- **Check your understanding**:
- 1) Answer these questions from the cyclist profile:
(a) Which team did he ride for in 2006?
(b) Who named him Dutch national coach, and in what year?
(c) In which years did he win the Dutch National Road Race Championship?
- 2) Decide whether each statement agrees with the cyclist profile. Answer yes or no, and quote the words that settle it.
(a) He rode for Rabobank in two separate periods.
(b) He was born in Amsterdam.
(c) The Netherlands won the World Championship in 2018.

Page excerpt section start

Personal information
- Full name: Jacobus Moerenhout
- Nickname: Jake
- Born: 5 November 1973 (age 52) Achthuizen, the Netherlands
- Height: 1.84 m (6 ft 0 in)
- Weight: 74 kg (163 lb)

Team information
- Discipline: Road
- Role: Rider

Professional teams
- 1996–1999: Rabobank
- 2000–2002: Domo-Farm Frites
- 2003–2005: Lotto–Domo
- 2006: Phonak
- 2007–2010: Rabobank

Major wins
- Dutch National Road Race Champion (2007, 2009) Circuit Franco-Belge (1996)

= Koos Moerenhout =

Dutch cyclist (born 1973)

Jacobus ("Koos") Moerenhout (born 5 November 1973 in Achthuizen) is a Dutch former professional road bicycle racer. Moerenhout was named as Dutch national coach in 2018 by the Royal Dutch Cycling Union (KNWU), and the Netherlands won the World Championship, with Mathieu van der Poel in 2023 in Glasgow.

Page excerpt section end
Provided records section start

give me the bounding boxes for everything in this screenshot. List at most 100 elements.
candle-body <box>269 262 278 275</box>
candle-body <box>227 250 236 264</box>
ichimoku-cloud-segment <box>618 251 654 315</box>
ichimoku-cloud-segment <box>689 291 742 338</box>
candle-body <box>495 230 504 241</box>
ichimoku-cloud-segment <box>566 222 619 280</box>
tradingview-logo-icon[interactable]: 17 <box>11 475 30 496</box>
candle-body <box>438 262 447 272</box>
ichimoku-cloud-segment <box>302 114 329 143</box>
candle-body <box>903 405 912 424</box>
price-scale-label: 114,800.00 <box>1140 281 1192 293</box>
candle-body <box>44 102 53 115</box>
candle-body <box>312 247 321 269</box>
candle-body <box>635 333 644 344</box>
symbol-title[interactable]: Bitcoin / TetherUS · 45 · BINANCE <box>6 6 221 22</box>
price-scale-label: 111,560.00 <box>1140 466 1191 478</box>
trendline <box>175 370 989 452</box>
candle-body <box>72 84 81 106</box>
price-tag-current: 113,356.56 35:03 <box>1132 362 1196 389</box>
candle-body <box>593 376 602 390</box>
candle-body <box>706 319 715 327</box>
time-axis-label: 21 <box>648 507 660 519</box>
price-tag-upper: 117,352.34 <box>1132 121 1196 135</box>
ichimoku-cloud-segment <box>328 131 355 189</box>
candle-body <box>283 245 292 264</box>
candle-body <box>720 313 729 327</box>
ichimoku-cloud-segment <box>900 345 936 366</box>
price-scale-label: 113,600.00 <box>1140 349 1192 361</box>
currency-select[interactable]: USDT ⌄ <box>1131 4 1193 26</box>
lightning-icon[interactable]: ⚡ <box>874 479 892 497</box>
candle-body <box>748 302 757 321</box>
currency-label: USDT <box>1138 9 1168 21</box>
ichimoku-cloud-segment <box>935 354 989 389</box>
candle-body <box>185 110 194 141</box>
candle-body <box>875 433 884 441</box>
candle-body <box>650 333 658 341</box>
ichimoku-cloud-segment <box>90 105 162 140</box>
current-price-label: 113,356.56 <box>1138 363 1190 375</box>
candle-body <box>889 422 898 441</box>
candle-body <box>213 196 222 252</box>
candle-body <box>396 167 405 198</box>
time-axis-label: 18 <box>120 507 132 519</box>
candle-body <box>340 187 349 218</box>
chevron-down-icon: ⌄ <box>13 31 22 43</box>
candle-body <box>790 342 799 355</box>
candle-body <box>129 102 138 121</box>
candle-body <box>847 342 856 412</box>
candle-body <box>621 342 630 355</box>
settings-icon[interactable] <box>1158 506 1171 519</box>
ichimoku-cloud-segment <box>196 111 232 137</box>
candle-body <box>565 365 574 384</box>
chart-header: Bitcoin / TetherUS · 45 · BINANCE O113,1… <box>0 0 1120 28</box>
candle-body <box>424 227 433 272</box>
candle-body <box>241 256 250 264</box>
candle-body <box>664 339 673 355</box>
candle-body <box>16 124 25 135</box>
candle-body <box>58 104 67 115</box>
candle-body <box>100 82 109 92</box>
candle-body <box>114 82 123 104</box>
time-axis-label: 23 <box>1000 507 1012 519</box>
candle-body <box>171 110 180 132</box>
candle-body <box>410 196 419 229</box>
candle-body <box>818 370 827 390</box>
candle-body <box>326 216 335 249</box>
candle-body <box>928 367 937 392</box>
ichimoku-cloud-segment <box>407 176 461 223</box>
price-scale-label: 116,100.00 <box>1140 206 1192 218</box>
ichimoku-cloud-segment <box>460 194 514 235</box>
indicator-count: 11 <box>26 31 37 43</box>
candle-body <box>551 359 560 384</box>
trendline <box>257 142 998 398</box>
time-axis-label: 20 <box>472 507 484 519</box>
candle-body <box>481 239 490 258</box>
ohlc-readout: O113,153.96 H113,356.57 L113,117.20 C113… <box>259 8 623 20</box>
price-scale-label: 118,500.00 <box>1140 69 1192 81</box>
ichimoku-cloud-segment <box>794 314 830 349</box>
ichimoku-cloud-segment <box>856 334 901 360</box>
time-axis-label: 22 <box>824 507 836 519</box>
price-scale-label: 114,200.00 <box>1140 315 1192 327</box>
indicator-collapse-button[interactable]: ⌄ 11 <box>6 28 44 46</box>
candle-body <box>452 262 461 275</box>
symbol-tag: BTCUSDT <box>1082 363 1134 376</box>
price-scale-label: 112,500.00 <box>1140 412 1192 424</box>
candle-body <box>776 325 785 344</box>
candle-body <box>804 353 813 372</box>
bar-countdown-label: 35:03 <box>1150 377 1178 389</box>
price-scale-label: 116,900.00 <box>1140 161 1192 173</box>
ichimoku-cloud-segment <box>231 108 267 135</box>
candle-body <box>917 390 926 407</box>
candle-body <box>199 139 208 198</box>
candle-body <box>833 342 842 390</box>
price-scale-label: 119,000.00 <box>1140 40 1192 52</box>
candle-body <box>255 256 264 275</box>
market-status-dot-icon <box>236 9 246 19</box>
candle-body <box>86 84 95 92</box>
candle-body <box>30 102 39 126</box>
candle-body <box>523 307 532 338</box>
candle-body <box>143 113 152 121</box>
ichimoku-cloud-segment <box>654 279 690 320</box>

Provided records section end

- **Answers**:
- 1)
(a) Phonak
(b) The Royal Dutch Cycling Union (KNWU), in 2018
(c) 2007 and 2009

- 2)
(a) Yes: "1996–1999: Rabobank" and "2007–2010: Rabobank"
(b) No: "born 5 November 1973 in Achthuizen"
(c) No: "the Netherlands won the World Championship, with Mathieu van der Poel in 2023 in Glasgow"